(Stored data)
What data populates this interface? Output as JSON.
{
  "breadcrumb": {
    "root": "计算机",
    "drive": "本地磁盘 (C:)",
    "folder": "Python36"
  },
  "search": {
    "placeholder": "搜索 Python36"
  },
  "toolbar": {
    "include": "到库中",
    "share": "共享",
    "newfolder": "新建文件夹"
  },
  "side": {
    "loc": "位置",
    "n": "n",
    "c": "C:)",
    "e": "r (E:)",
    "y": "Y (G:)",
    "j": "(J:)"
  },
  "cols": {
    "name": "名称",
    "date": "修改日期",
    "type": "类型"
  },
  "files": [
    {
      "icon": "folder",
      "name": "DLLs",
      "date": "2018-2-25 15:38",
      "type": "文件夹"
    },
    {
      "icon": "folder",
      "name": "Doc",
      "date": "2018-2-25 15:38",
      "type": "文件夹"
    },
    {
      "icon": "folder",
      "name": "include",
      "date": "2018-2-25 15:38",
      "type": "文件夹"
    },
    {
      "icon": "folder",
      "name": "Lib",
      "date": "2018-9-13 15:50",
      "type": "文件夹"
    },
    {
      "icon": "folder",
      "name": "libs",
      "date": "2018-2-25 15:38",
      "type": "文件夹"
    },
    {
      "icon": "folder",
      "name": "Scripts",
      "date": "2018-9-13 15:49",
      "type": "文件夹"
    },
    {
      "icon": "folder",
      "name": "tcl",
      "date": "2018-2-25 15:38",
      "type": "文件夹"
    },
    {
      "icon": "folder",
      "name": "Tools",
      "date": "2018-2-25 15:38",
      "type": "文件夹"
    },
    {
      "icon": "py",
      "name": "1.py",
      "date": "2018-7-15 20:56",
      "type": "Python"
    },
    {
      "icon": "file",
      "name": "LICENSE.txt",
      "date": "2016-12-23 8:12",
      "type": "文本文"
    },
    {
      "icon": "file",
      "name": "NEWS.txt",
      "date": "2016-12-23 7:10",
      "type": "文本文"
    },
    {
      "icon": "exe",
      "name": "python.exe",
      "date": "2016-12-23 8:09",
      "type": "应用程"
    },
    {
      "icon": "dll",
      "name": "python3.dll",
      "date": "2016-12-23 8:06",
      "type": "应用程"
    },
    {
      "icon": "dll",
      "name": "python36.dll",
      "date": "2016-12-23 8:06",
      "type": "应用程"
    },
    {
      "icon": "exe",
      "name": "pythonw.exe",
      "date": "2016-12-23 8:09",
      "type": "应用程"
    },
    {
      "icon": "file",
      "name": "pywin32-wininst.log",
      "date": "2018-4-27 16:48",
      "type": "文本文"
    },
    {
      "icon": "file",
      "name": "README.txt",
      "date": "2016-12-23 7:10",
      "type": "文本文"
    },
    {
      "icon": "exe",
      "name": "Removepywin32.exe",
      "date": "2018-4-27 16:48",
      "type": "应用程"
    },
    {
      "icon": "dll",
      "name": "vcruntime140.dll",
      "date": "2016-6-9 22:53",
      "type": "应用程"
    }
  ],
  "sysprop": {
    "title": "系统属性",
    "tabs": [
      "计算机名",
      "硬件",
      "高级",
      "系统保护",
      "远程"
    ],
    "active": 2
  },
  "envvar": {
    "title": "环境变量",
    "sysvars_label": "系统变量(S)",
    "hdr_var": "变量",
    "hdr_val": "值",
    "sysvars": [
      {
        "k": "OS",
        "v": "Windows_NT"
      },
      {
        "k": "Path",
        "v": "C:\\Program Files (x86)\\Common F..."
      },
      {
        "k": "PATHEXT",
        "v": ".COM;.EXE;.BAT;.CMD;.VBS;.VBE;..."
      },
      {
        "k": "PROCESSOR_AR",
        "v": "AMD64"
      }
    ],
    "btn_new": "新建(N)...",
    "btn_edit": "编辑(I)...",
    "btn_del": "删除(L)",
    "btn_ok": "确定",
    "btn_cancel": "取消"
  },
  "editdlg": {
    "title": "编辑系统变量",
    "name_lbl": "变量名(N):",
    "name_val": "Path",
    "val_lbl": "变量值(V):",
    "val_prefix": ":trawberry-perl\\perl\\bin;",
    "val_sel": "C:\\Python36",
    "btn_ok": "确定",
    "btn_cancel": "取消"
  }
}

TASK DESCRIPTION:
Copy the data above exactly. Every line must be included.

ANSWER TO THIS TASK:
What data populates this interface? Output as JSON.
{
  "breadcrumb": {
    "root": "计算机",
    "drive": "本地磁盘 (C:)",
    "folder": "Python36"
  },
  "search": {
    "placeholder": "搜索 Python36"
  },
  "toolbar": {
    "include": "到库中",
    "share": "共享",
    "newfolder": "新建文件夹"
  },
  "side": {
    "loc": "位置",
    "n": "n",
    "c": "C:)",
    "e": "r (E:)",
    "y": "Y (G:)",
    "j": "(J:)"
  },
  "cols": {
    "name": "名称",
    "date": "修改日期",
    "type": "类型"
  },
  "files": [
    {
      "icon": "folder",
      "name": "DLLs",
      "date": "2018-2-25 15:38",
      "type": "文件夹"
    },
    {
      "icon": "folder",
      "name": "Doc",
      "date": "2018-2-25 15:38",
      "type": "文件夹"
    },
    {
      "icon": "folder",
      "name": "include",
      "date": "2018-2-25 15:38",
      "type": "文件夹"
    },
    {
      "icon": "folder",
      "name": "Lib",
      "date": "2018-9-13 15:50",
      "type": "文件夹"
    },
    {
      "icon": "folder",
      "name": "libs",
      "date": "2018-2-25 15:38",
      "type": "文件夹"
    },
    {
      "icon": "folder",
      "name": "Scripts",
      "date": "2018-9-13 15:49",
      "type": "文件夹"
    },
    {
      "icon": "folder",
      "name": "tcl",
      "date": "2018-2-25 15:38",
      "type": "文件夹"
    },
    {
      "icon": "folder",
      "name": "Tools",
      "date": "2018-2-25 15:38",
      "type": "文件夹"
    },
    {
      "icon": "py",
      "name": "1.py",
      "date": "2018-7-15 20:56",
      "type": "Python"
    },
    {
      "icon": "file",
      "name": "LICENSE.txt",
      "date": "2016-12-23 8:12",
      "type": "文本文"
    },
    {
      "icon": "file",
      "name": "NEWS.txt",
      "date": "2016-12-23 7:10",
      "type": "文本文"
    },
    {
      "icon": "exe",
      "name": "python.exe",
      "date": "2016-12-23 8:09",
      "type": "应用程"
    },
    {
      "icon": "dll",
      "name": "python3.dll",
      "date": "2016-12-23 8:06",
      "type": "应用程"
    },
    {
      "icon": "dll",
      "name": "python36.dll",
      "date": "2016-12-23 8:06",
      "type": "应用程"
    },
    {
      "icon": "exe",
      "name": "pythonw.exe",
      "date": "2016-12-23 8:09",
      "type": "应用程"
    },
    {
      "icon": "file",
      "name": "pywin32-wininst.log",
      "date": "2018-4-27 16:48",
      "type": "文本文"
    },
    {
      "icon": "file",
      "name": "README.txt",
      "date": "2016-12-23 7:10",
      "type": "文本文"
    },
    {
      "icon": "exe",
      "name": "Removepywin32.exe",
      "date": "2018-4-27 16:48",
      "type": "应用程"
    },
    {
      "icon": "dll",
      "name": "vcruntime140.dll",
      "date": "2016-6-9 22:53",
      "type": "应用程"
    }
  ],
  "sysprop": {
    "title": "系统属性",
    "tabs": [
      "计算机名",
      "硬件",
      "高级",
      "系统保护",
      "远程"
    ],
    "active": 2
  },
  "envvar": {
    "title": "环境变量",
    "sysvars_label": "系统变量(S)",
    "hdr_var": "变量",
    "hdr_val": "值",
    "sysvars": [
      {
        "k": "OS",
        "v": "Windows_NT"
      },
      {
        "k": "Path",
        "v": "C:\\Program Files (x86)\\Common F..."
      },
      {
        "k": "PATHEXT",
        "v": ".COM;.EXE;.BAT;.CMD;.VBS;.VBE;..."
      },
      {
        "k": "PROCESSOR_AR",
        "v": "AMD64"
      }
    ],
    "btn_new": "新建(N)...",
    "btn_edit": "编辑(I)...",
    "btn_del": "删除(L)",
    "btn_ok": "确定",
    "btn_cancel": "取消"
  },
  "editdlg": {
    "title": "编辑系统变量",
    "name_lbl": "变量名(N):",
    "name_val": "Path",
    "val_lbl": "变量值(V):",
    "val_prefix": ":trawberry-perl\\perl\\bin;",
    "val_sel": "C:\\Python36",
    "btn_ok": "确定",
    "btn_cancel": "取消"
  }
}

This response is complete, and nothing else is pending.